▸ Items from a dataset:
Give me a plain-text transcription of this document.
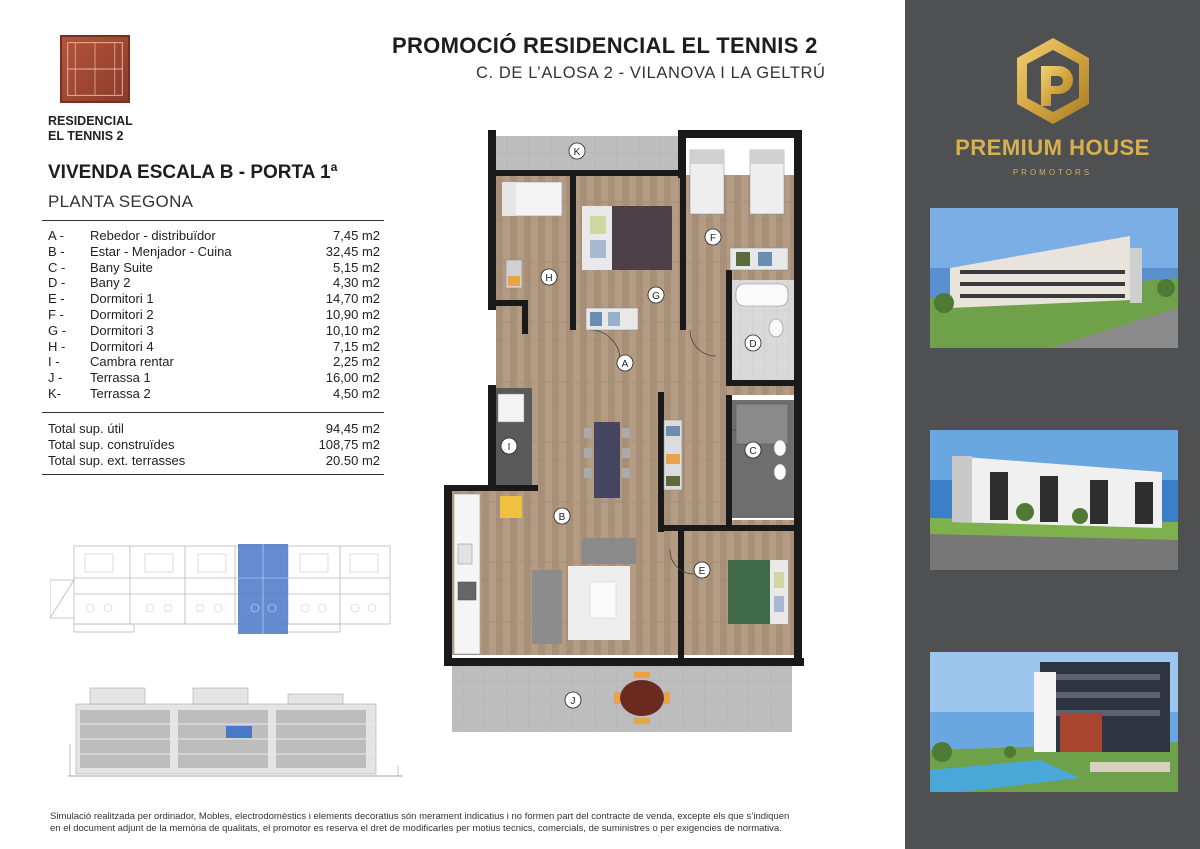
RESIDENCIAL
EL TENNIS 2
PROMOCIÓ RESIDENCIAL EL TENNIS 2
C. DE L’ALOSA 2 - VILANOVA I LA GELTRÚ
VIVENDA ESCALA B - PORTA 1ª
PLANTA SEGONA
A -	Rebedor - distribuïdor	7,45 m2
B -	Estar - Menjador - Cuina	32,45 m2
C -	Bany Suite	5,15 m2
D -	Bany 2	4,30 m2
E -	Dormitori 1	14,70 m2
F -	Dormitori 2	10,90 m2
G -	Dormitori 3	10,10 m2
H -	Dormitori 4	7,15 m2
I -	Cambra rentar	2,25 m2
J -	Terrassa 1	16,00 m2
K-	Terrassa 2	4,50 m2
Total sup. útil	94,45 m2
Total sup. construïdes	108,75 m2
Total sup. ext. terrasses	20.50 m2
K
H
G
F
A
D
C
I
B
E
J
Simulació realitzada per ordinador, Mobles, electrodomèstics i elements decoratius són merament indicatius i no formen part del contracte de venda, excepte els que s’indiquen
en el document adjunt de la memòria de qualitats, el promotor es reserva el dret de modificarles per motius tecnics, comercials, de suministres o per exigencies de normativa.
PREMIUM HOUSE
PROMOTORS
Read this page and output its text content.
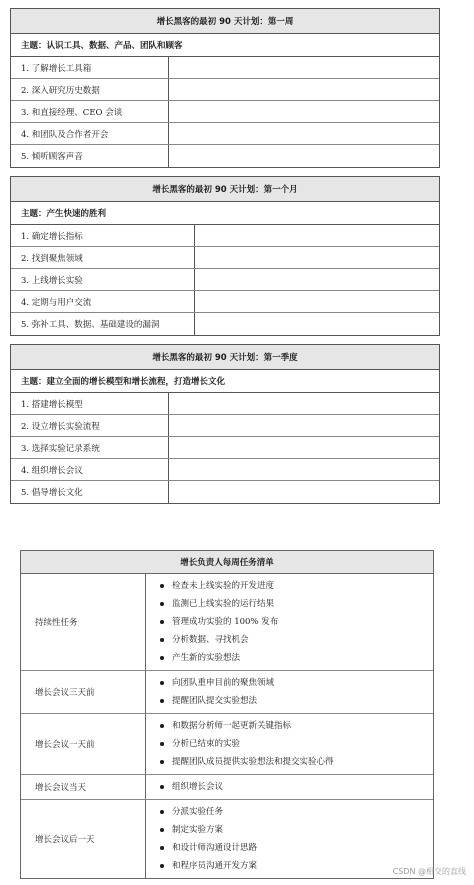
增长黑客的最初 90 天计划：第一周
主题：认识工具、数据、产品、团队和顾客
1. 了解增长工具箱
2. 深入研究历史数据
3. 和直接经理、CEO 会谈
4. 和团队及合作者开会
5. 倾听顾客声音
增长黑客的最初 90 天计划：第一个月
主题：产生快速的胜利
1. 确定增长指标
2. 找到聚焦领域
3. 上线增长实验
4. 定期与用户交流
5. 弥补工具、数据、基础建设的漏洞
增长黑客的最初 90 天计划：第一季度
主题：建立全面的增长模型和增长流程，打造增长文化
1. 搭建增长模型
2. 设立增长实验流程
3. 选择实验记录系统
4. 组织增长会议
5. 倡导增长文化
增长负责人每周任务清单
持续性任务
检查未上线实验的开发进度
监测已上线实验的运行结果
管理成功实验的 100% 发布
分析数据、寻找机会
产生新的实验想法
增长会议三天前
向团队重申目前的聚焦领域
提醒团队提交实验想法
增长会议一天前
和数据分析师一起更新关键指标
分析已结束的实验
提醒团队成员提供实验想法和提交实验心得
增长会议当天	组织增长会议
增长会议后一天
分派实验任务
制定实验方案
和设计师沟通设计思路
和程序员沟通开发方案
CSDN @相交的直线
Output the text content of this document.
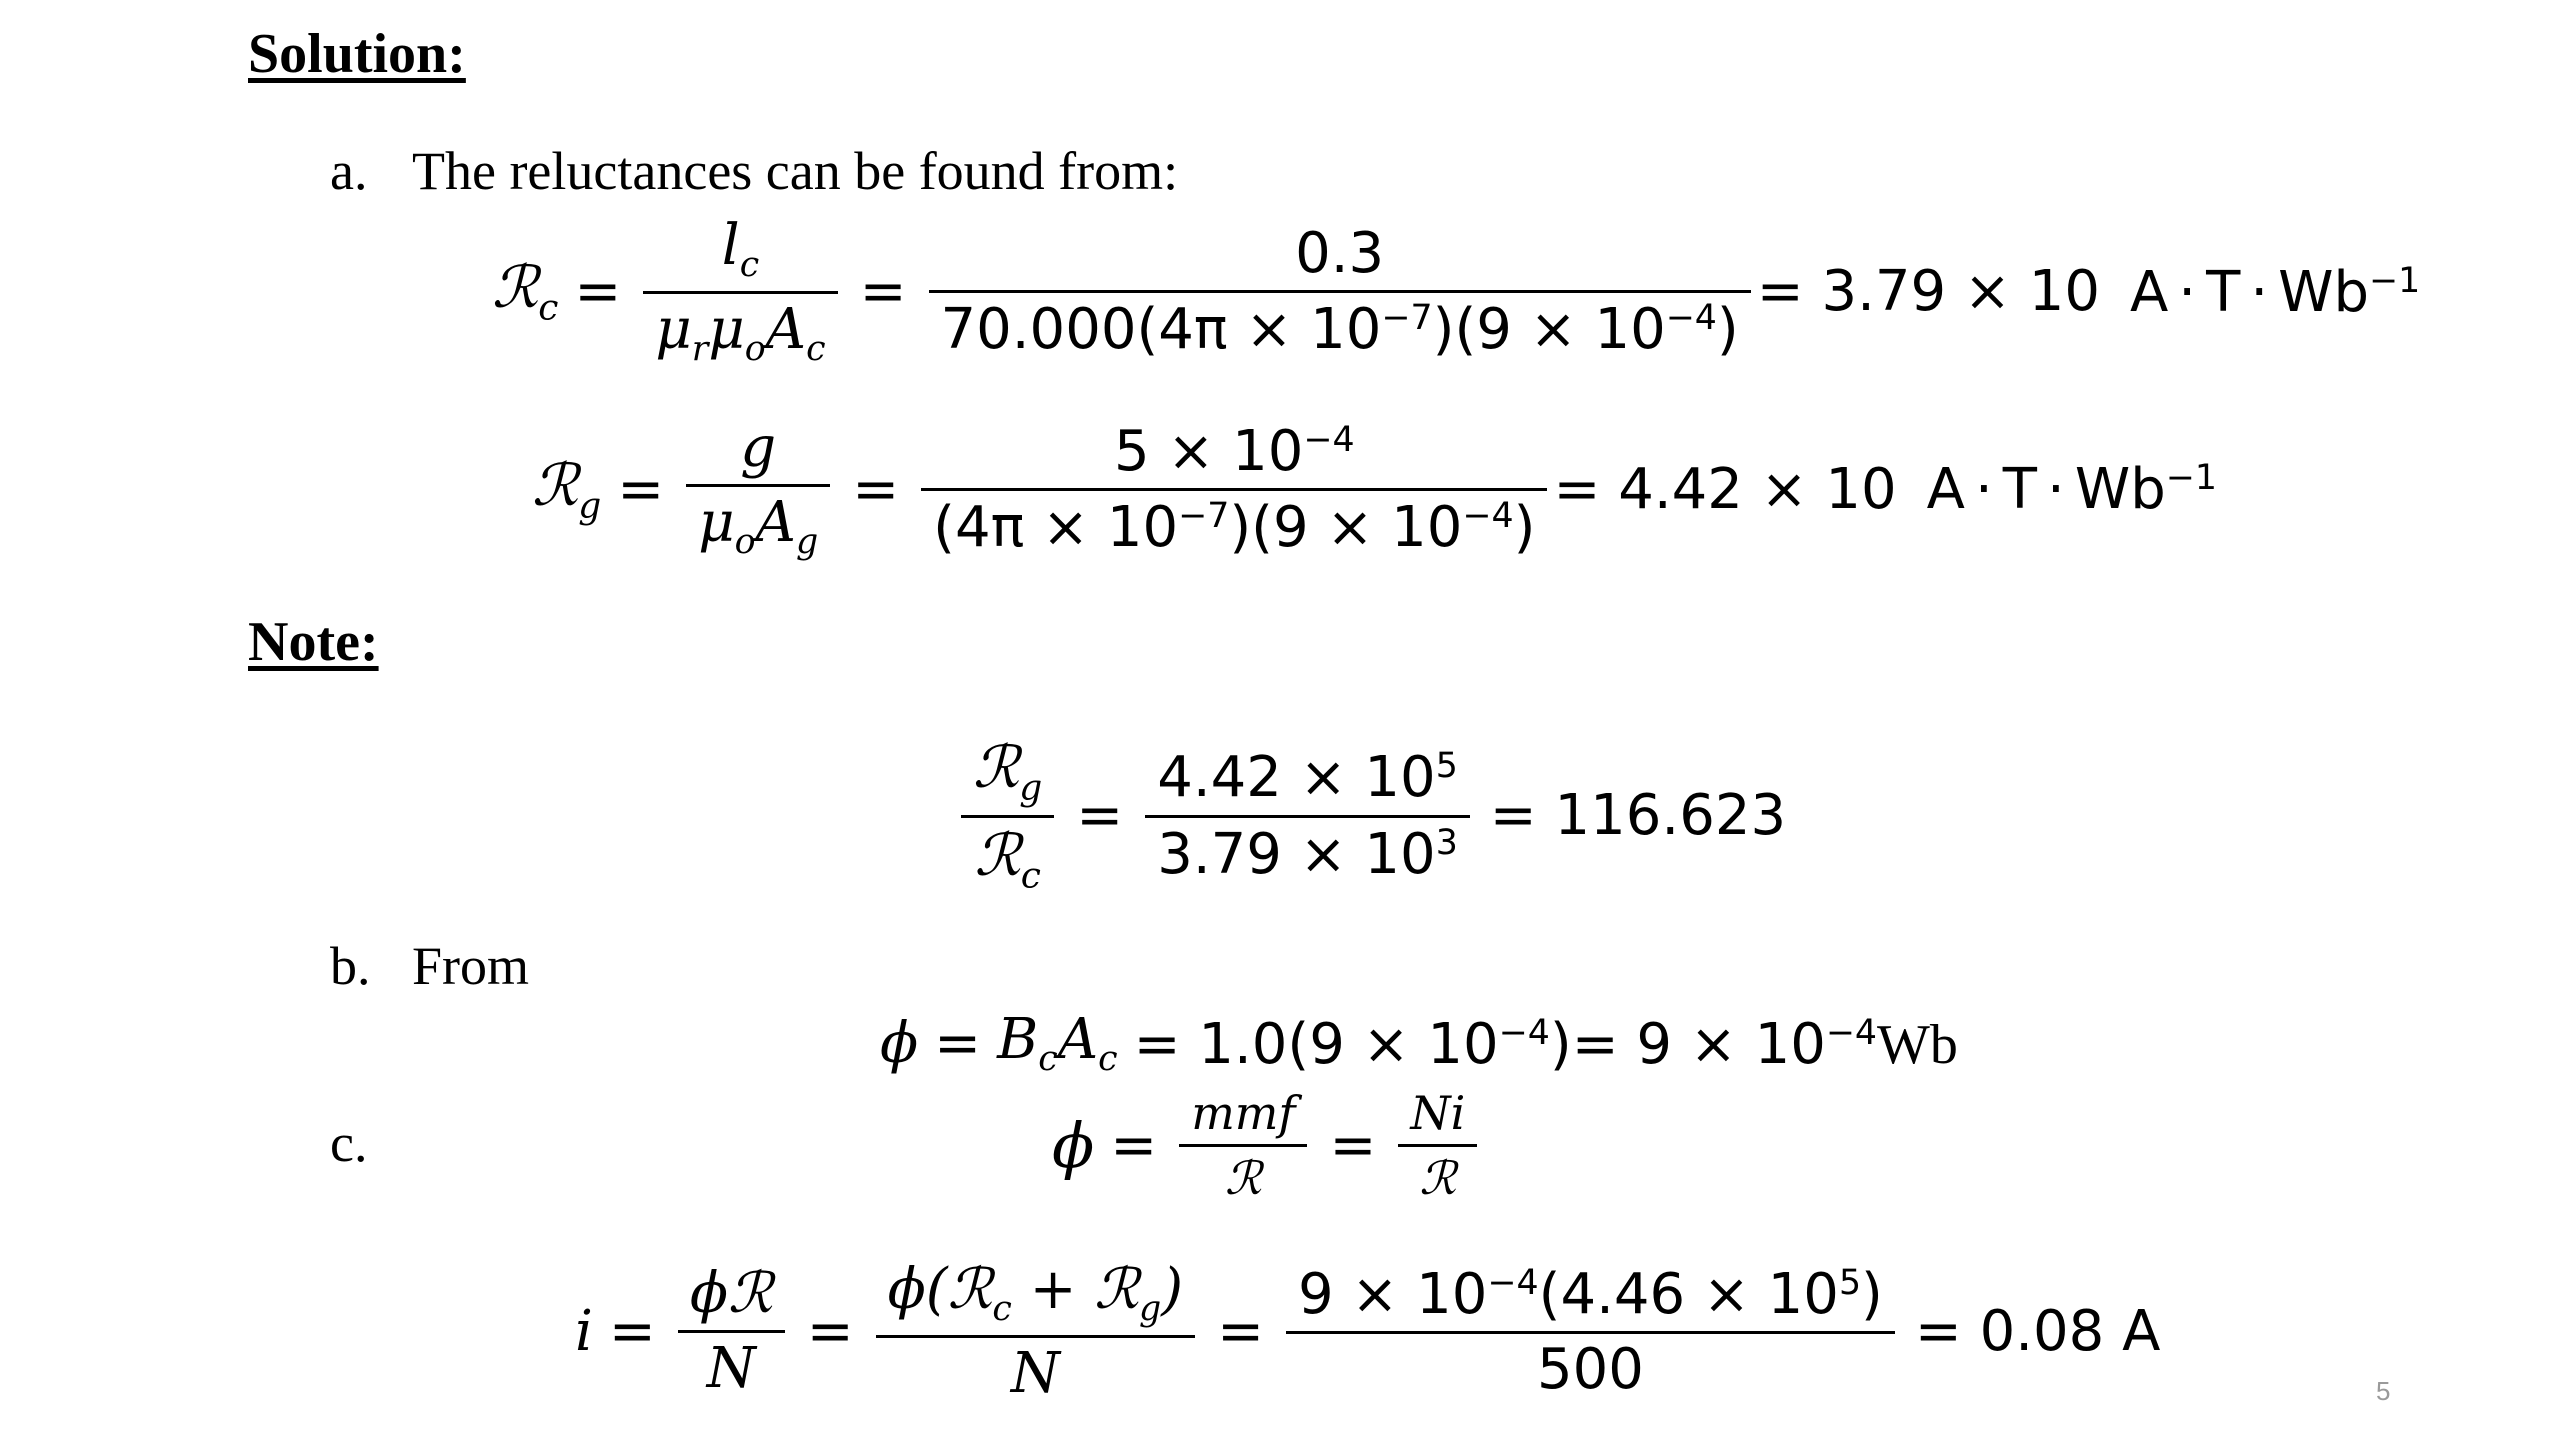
Solution:
a. The reluctances can be found from:
ℛ$_c$ = $\frac{l_c}{\mu_r\mu_oA_c} = \frac{0.3}{70.000(4\pi \times 10^{-7})(9 \times 10^{-4})} = 3.79 \times 10$ $A \cdot T \cdot Wb^{-1}$
ℛ$_g$ = $\frac{g}{\mu_oA_g} = \frac{5 \times 10^{-4}}{(4\pi \times 10^{-7})(9 \times 10^{-4})} = 4.42 \times 10$ $A \cdot T \cdot Wb^{-1}$
Note:
$\frac{ℛ_g}{ℛ_c} = \frac{4.42 \times 10^5}{3.79 \times 10^3} = 116.623$
b. From
$\phi = B_cA_c = 1.0(9 \times 10^{-4})= 9 \times 10^{-4}Wb$
c.	$\phi = \frac{\text{mmf}}{\text{ℛ}} = \frac{Ni}{\text{ℛ}}$
$i = \frac{\text{ϕℛ}}{N} = \frac{\phi(ℛ_c + ℛ_g)}{N} = \frac{9 \times 10^{-4}(4.46 \times 10^5)}{500} = 0.08$ A
5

▸ WORK INSTRUCTIONS:
Only lines that contain the word "content" are wanted; copy each of them.

▸ EXERCISE SOLUTION:
Read this page and output its text content.
Output the text content of this document.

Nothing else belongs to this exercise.